Begin

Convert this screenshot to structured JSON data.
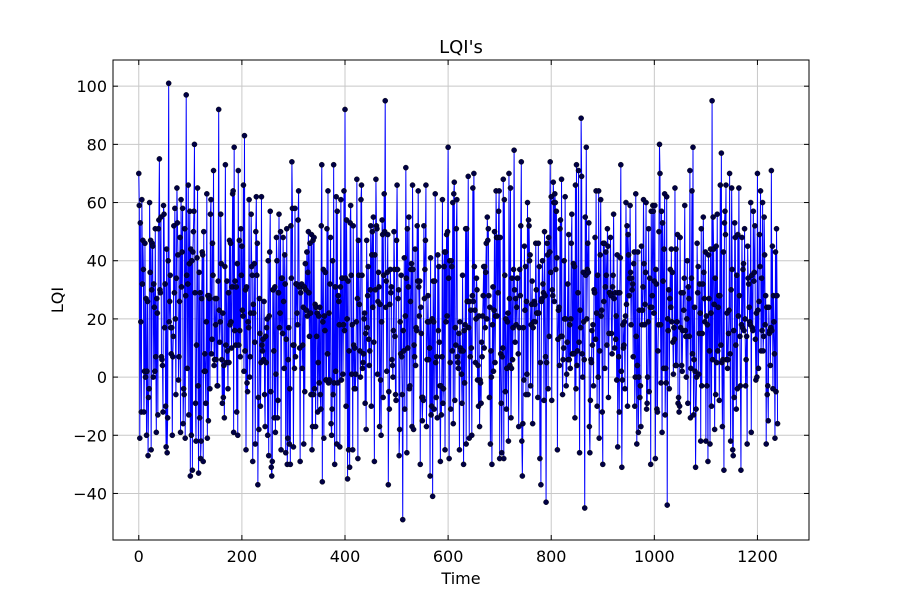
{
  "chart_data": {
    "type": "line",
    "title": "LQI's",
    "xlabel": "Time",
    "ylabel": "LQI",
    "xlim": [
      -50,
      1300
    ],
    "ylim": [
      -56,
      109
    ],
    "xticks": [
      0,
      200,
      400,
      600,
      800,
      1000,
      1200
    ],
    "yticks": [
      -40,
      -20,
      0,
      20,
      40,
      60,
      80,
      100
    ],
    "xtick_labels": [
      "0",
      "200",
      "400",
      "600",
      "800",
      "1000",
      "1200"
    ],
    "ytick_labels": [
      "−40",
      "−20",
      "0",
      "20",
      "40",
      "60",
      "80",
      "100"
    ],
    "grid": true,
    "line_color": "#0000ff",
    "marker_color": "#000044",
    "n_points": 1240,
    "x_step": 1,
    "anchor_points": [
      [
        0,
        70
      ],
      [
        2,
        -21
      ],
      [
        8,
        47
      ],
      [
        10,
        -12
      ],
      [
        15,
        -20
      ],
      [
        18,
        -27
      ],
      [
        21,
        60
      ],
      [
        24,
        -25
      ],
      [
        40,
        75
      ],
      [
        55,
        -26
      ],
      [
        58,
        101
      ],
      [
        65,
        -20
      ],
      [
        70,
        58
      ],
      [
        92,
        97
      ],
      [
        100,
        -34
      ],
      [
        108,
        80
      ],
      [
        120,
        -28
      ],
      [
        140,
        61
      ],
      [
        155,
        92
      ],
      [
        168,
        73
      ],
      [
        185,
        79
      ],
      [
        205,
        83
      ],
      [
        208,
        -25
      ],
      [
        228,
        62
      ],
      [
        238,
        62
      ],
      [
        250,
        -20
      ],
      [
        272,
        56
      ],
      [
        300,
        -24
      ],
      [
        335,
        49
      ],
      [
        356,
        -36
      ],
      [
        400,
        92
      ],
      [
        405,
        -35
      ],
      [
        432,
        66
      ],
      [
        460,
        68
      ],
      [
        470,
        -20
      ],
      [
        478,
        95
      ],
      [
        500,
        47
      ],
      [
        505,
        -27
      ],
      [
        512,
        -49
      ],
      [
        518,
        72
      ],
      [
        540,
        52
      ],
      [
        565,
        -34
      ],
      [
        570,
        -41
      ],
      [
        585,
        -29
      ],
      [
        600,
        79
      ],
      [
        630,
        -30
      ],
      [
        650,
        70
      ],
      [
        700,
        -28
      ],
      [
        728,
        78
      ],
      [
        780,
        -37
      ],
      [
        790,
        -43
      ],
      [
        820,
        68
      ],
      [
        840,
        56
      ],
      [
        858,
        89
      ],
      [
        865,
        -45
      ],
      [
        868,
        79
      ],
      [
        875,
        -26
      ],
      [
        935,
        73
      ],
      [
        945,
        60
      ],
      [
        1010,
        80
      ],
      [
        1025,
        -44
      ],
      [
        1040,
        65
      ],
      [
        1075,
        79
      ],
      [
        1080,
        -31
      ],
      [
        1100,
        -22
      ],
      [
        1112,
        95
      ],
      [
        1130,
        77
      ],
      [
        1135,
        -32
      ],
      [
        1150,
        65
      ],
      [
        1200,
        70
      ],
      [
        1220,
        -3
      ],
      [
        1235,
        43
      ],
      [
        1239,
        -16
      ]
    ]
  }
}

End
Begin

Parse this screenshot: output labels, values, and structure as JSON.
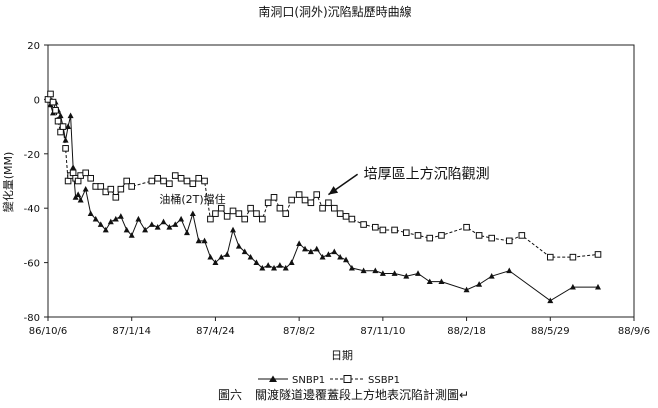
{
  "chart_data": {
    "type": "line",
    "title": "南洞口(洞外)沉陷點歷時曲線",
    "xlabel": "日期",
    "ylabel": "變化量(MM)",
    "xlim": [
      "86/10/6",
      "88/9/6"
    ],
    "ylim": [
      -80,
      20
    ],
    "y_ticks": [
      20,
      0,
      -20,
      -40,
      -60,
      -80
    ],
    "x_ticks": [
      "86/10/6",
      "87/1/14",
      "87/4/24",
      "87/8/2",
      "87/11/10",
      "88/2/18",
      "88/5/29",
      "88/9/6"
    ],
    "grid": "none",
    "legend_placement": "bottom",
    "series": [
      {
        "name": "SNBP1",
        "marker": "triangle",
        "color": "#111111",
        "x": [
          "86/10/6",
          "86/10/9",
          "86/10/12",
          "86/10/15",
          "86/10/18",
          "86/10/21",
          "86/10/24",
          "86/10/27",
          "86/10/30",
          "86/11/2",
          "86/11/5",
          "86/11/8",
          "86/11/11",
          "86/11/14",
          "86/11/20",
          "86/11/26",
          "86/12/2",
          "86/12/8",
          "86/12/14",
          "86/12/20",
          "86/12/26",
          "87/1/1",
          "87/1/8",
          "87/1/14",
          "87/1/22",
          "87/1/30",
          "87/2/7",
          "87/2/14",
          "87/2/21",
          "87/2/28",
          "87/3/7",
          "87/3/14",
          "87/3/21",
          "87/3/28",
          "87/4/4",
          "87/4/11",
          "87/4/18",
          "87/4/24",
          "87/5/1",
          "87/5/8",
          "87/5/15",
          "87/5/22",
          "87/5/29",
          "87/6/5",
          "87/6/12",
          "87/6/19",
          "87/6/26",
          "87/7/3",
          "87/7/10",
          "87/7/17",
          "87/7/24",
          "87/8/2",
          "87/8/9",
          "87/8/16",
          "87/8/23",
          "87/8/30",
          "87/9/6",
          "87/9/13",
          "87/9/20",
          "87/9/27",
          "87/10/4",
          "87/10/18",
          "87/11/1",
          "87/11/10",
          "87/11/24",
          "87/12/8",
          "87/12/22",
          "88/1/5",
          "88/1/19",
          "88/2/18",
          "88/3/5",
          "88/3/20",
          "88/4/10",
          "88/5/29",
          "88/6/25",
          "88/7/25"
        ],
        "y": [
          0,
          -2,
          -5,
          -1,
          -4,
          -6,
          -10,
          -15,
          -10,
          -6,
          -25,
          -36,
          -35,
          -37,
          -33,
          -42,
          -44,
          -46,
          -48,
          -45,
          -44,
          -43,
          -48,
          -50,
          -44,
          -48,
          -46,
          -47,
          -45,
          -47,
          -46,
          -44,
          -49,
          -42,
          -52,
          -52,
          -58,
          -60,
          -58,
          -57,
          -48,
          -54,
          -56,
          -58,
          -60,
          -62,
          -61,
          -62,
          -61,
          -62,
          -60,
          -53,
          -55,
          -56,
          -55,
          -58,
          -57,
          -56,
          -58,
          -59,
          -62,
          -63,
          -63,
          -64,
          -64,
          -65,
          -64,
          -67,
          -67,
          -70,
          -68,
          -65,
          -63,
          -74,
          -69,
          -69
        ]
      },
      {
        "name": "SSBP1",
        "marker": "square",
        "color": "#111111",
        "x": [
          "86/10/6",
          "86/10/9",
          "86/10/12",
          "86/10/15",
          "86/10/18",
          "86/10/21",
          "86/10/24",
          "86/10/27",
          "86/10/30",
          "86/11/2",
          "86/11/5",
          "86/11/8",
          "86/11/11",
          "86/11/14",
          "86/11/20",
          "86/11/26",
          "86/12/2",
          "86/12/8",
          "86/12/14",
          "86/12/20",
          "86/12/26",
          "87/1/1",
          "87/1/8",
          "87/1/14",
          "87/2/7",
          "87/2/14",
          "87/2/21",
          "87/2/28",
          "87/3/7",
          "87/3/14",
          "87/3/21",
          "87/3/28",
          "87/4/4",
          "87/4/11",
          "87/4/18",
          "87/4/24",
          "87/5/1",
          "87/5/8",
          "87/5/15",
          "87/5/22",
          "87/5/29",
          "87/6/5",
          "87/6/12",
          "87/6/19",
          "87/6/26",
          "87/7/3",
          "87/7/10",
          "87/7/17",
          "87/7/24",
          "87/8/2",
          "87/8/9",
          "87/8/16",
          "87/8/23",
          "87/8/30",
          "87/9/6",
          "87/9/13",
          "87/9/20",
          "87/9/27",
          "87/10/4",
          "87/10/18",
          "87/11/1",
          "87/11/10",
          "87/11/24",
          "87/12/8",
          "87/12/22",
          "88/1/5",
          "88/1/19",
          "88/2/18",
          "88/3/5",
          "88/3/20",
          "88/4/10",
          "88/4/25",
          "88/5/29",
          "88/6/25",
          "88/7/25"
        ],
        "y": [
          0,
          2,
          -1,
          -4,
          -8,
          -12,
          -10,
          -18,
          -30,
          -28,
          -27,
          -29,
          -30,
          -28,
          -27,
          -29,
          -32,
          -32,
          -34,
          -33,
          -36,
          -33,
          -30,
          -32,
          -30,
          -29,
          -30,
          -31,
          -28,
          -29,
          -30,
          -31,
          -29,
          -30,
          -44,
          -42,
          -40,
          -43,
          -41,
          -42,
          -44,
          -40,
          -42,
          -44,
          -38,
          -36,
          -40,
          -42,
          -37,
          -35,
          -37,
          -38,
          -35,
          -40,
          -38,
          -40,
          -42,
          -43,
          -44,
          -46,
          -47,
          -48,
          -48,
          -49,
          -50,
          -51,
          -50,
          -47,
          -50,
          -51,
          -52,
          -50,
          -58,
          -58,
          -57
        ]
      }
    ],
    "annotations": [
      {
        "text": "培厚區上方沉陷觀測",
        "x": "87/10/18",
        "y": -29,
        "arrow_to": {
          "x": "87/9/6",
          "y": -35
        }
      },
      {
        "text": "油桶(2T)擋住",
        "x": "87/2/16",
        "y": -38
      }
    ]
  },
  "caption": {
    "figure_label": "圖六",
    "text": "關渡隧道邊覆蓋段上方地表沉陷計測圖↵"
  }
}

End

Going through the entries above line by line, work out how many lines include the word "this". Only the number is required.

> **TASK SOLUTION**
2